-- START --
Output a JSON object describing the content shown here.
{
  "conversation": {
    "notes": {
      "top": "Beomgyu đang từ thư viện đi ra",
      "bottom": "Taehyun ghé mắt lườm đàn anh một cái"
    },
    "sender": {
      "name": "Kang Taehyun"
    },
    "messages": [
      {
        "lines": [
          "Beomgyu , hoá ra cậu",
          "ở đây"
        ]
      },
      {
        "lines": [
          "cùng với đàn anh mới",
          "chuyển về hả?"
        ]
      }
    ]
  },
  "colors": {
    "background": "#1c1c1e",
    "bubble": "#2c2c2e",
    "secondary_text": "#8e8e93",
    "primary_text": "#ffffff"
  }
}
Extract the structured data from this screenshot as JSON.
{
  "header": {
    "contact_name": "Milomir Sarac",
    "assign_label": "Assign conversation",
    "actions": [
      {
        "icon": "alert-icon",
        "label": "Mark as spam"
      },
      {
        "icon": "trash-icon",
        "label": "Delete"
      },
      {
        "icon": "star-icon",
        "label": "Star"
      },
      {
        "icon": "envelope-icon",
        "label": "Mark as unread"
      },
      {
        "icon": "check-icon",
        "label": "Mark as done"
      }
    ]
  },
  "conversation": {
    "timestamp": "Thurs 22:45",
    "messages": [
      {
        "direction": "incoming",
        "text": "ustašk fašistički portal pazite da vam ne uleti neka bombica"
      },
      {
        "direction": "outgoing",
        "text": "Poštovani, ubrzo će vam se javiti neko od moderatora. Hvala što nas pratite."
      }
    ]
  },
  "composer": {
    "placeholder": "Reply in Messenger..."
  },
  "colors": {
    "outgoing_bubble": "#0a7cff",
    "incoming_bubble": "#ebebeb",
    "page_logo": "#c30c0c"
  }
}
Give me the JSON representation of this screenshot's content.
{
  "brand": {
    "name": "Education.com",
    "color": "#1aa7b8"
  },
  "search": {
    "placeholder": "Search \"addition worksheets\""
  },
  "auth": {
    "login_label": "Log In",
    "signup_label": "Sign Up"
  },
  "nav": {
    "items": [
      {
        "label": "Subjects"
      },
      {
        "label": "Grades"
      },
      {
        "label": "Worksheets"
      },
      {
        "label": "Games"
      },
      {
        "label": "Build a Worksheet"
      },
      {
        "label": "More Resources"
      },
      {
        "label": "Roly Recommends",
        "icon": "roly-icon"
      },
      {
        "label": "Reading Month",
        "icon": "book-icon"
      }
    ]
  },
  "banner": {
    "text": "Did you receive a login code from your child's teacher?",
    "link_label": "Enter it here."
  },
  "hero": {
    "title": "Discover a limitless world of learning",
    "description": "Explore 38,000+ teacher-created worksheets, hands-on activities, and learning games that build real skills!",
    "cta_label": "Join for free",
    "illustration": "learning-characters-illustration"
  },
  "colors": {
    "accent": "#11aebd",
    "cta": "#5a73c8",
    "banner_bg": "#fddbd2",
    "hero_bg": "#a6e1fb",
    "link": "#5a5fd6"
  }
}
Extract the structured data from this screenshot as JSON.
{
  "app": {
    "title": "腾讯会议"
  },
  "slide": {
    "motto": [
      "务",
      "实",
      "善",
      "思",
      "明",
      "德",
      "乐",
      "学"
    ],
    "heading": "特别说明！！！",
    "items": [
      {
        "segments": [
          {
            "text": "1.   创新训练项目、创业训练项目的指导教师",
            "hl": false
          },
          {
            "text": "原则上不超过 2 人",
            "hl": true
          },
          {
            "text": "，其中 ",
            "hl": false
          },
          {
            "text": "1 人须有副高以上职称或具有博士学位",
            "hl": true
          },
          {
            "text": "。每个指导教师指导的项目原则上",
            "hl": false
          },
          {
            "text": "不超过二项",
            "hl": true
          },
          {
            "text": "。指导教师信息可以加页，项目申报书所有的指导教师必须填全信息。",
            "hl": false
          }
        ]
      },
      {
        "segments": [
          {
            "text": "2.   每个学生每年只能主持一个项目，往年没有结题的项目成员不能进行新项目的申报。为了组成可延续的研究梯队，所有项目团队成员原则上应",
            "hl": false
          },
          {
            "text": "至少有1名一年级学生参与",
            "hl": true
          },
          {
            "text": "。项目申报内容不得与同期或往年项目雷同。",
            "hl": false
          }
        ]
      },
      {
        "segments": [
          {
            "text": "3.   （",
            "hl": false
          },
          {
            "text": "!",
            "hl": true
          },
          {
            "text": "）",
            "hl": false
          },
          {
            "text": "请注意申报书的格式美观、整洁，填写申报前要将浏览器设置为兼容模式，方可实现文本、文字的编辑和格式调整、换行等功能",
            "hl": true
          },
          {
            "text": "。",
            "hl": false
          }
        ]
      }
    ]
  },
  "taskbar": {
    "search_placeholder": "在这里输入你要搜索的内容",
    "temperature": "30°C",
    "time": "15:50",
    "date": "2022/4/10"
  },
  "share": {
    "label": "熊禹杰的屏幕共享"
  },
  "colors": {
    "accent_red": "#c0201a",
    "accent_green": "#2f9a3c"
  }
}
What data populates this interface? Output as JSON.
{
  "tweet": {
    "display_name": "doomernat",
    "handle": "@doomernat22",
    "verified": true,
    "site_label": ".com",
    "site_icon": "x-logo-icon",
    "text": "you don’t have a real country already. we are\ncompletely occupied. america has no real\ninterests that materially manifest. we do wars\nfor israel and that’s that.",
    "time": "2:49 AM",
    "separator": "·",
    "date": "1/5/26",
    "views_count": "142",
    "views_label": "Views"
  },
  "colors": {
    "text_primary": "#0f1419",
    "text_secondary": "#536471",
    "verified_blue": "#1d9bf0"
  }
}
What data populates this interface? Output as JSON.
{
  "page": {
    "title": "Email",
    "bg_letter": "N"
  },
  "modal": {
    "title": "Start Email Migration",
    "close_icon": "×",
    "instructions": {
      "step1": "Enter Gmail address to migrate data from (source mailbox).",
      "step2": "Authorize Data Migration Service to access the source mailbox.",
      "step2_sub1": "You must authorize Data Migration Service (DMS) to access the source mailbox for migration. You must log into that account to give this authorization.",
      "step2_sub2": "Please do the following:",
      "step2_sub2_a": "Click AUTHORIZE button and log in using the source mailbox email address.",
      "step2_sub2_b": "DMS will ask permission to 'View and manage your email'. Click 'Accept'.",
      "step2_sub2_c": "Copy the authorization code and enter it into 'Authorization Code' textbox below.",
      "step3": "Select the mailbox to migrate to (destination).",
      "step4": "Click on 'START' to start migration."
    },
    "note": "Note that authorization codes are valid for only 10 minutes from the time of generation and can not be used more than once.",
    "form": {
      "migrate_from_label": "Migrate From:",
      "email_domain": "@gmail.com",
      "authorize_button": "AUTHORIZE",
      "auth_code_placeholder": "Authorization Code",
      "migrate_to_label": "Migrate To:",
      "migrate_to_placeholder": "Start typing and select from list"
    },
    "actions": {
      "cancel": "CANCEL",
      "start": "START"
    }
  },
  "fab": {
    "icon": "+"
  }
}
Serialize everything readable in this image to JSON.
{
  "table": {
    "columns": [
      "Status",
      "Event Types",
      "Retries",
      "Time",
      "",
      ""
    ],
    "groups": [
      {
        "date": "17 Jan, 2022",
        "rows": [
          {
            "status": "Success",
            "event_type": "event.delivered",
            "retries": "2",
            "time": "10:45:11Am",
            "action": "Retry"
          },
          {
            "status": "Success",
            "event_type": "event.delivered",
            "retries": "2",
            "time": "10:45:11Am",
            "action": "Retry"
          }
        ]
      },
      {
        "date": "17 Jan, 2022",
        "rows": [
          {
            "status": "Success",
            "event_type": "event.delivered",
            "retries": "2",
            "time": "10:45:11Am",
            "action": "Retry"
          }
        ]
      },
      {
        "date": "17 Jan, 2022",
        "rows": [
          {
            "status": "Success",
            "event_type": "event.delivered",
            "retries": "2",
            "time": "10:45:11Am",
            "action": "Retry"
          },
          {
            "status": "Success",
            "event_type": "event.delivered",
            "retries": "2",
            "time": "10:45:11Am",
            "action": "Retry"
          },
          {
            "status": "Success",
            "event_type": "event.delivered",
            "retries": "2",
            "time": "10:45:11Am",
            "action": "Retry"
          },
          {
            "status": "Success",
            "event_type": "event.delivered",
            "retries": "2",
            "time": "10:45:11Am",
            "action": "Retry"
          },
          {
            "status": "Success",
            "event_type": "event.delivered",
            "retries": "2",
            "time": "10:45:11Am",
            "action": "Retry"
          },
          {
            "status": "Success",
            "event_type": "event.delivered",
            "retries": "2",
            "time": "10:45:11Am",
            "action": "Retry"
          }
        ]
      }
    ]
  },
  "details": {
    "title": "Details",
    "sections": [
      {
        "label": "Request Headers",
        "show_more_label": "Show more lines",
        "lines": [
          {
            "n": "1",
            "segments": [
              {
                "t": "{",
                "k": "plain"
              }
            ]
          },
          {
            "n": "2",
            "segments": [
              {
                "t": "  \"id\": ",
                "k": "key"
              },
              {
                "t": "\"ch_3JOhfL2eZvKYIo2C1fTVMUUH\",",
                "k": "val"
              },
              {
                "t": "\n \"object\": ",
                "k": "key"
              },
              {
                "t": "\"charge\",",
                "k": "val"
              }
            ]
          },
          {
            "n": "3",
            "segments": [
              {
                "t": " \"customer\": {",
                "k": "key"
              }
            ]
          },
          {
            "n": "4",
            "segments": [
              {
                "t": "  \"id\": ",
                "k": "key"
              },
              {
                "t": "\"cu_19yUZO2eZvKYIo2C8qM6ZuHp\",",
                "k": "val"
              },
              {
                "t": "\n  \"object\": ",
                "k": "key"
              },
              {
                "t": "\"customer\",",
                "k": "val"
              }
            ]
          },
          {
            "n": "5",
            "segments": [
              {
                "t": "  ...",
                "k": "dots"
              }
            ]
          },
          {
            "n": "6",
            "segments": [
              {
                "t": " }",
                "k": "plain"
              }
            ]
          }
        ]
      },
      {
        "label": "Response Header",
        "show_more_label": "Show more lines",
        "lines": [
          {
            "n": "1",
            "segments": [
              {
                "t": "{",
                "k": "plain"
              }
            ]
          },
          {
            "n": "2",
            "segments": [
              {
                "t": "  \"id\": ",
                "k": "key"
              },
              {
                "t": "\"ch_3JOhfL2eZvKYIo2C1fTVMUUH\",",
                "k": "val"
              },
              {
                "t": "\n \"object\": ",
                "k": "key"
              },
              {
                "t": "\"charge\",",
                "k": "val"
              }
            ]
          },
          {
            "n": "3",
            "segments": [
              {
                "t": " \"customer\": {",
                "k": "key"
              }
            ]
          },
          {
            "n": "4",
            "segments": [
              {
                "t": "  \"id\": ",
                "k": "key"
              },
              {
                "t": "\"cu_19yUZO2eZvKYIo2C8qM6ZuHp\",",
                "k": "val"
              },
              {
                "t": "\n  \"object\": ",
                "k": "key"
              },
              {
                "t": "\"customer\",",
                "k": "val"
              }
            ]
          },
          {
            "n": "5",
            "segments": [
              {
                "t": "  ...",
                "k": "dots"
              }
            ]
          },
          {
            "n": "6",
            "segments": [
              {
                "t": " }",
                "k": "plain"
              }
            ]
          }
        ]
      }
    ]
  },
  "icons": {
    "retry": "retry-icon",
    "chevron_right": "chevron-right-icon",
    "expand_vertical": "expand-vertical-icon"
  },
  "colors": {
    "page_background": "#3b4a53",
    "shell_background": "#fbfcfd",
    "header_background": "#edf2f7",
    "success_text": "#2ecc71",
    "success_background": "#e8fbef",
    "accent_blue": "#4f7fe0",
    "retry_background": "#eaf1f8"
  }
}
-- END --
## Set problem
Scan the data above and copy every line with "into" in it.

## Written reply
      "step2_sub1": "You must authorize Data Migration Service (DMS) to access the source mailbox for migration. You must log into that account to give this authorization.",
      "step2_sub2_c": "Copy the authorization code and enter it into 'Authorization Code' textbox below.",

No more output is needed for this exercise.